:: Data section
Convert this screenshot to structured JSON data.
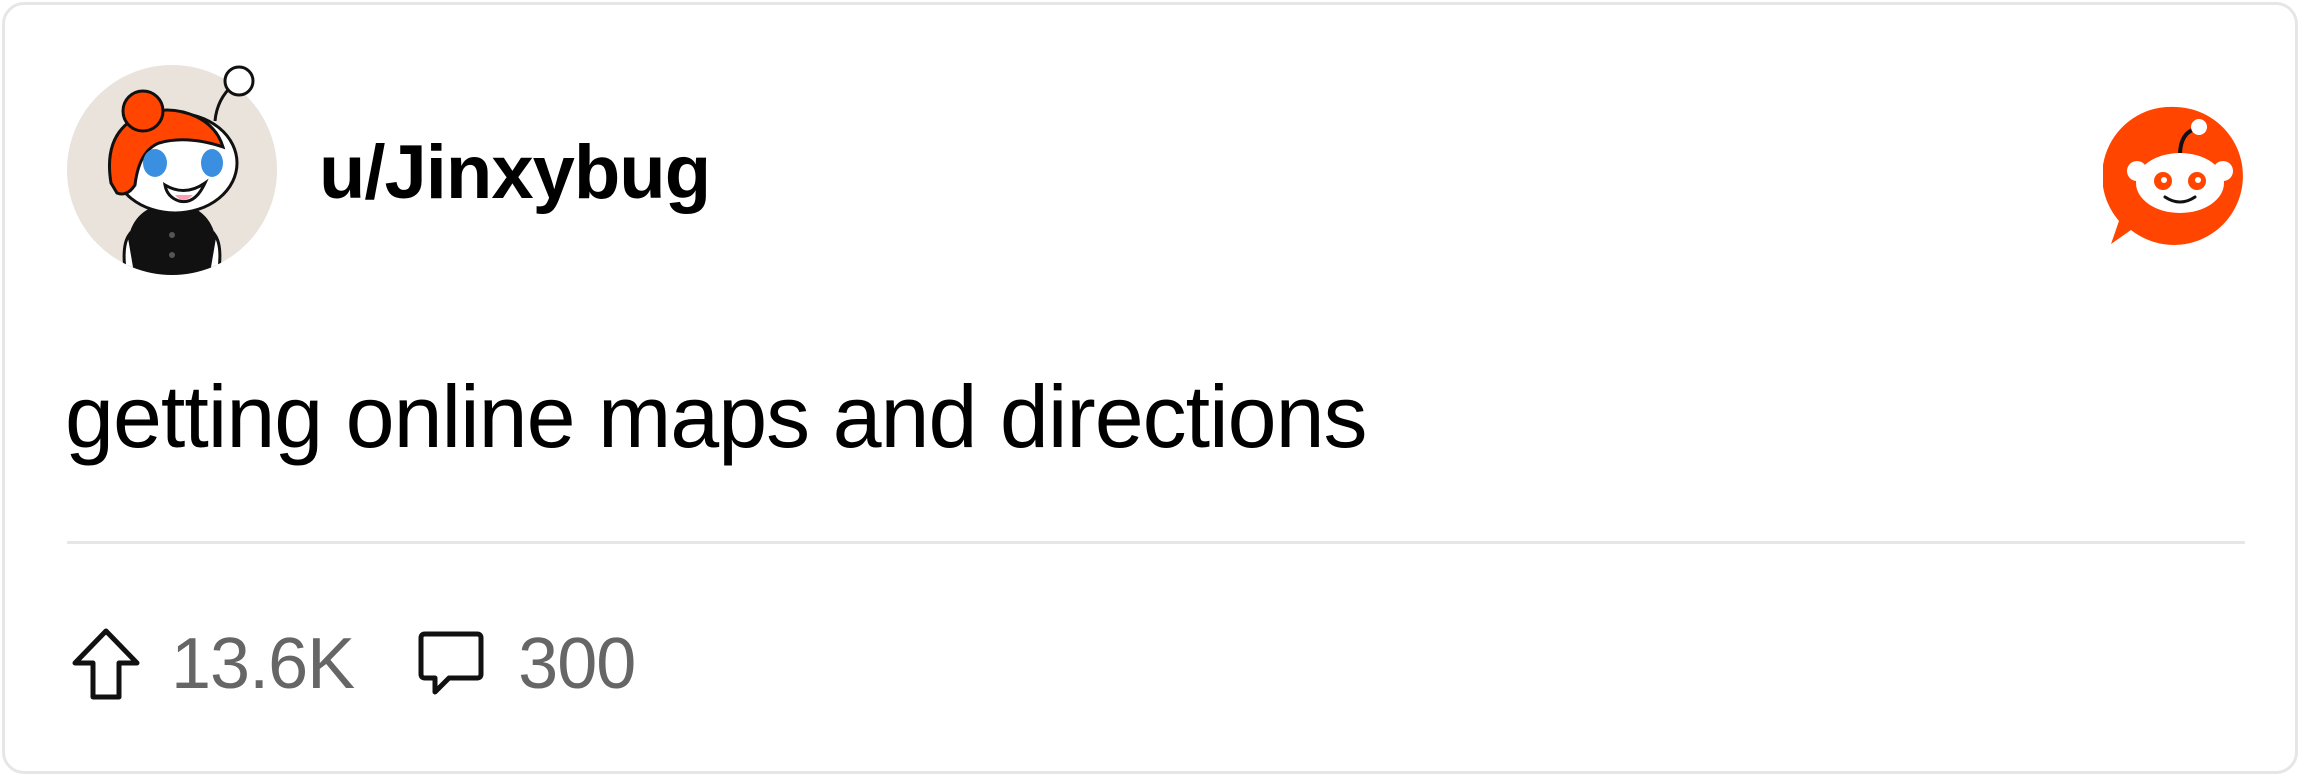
{
  "post": {
    "username": "u/Jinxybug",
    "title": "getting online maps and directions"
  },
  "stats": {
    "upvotes": "13.6K",
    "comments": "300"
  },
  "icons": {
    "avatar": "snoo-avatar",
    "brand": "reddit-logo-icon",
    "upvote": "upvote-arrow-icon",
    "comment": "comment-bubble-icon"
  },
  "colors": {
    "brand": "#FF4500",
    "text": "#000000",
    "muted": "#666666",
    "border": "#E6E6E6",
    "avatar_bg": "#E9E3DC",
    "avatar_hair": "#FF4500",
    "avatar_eyes": "#3B8FE0"
  }
}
::::
- **What is expected**:
Every line above should be returned word for word, with the pictures left behind.

- **Complete output**:
Convert this screenshot to structured JSON data.
{
  "post": {
    "username": "u/Jinxybug",
    "title": "getting online maps and directions"
  },
  "stats": {
    "upvotes": "13.6K",
    "comments": "300"
  },
  "icons": {
    "avatar": "snoo-avatar",
    "brand": "reddit-logo-icon",
    "upvote": "upvote-arrow-icon",
    "comment": "comment-bubble-icon"
  },
  "colors": {
    "brand": "#FF4500",
    "text": "#000000",
    "muted": "#666666",
    "border": "#E6E6E6",
    "avatar_bg": "#E9E3DC",
    "avatar_hair": "#FF4500",
    "avatar_eyes": "#3B8FE0"
  }
}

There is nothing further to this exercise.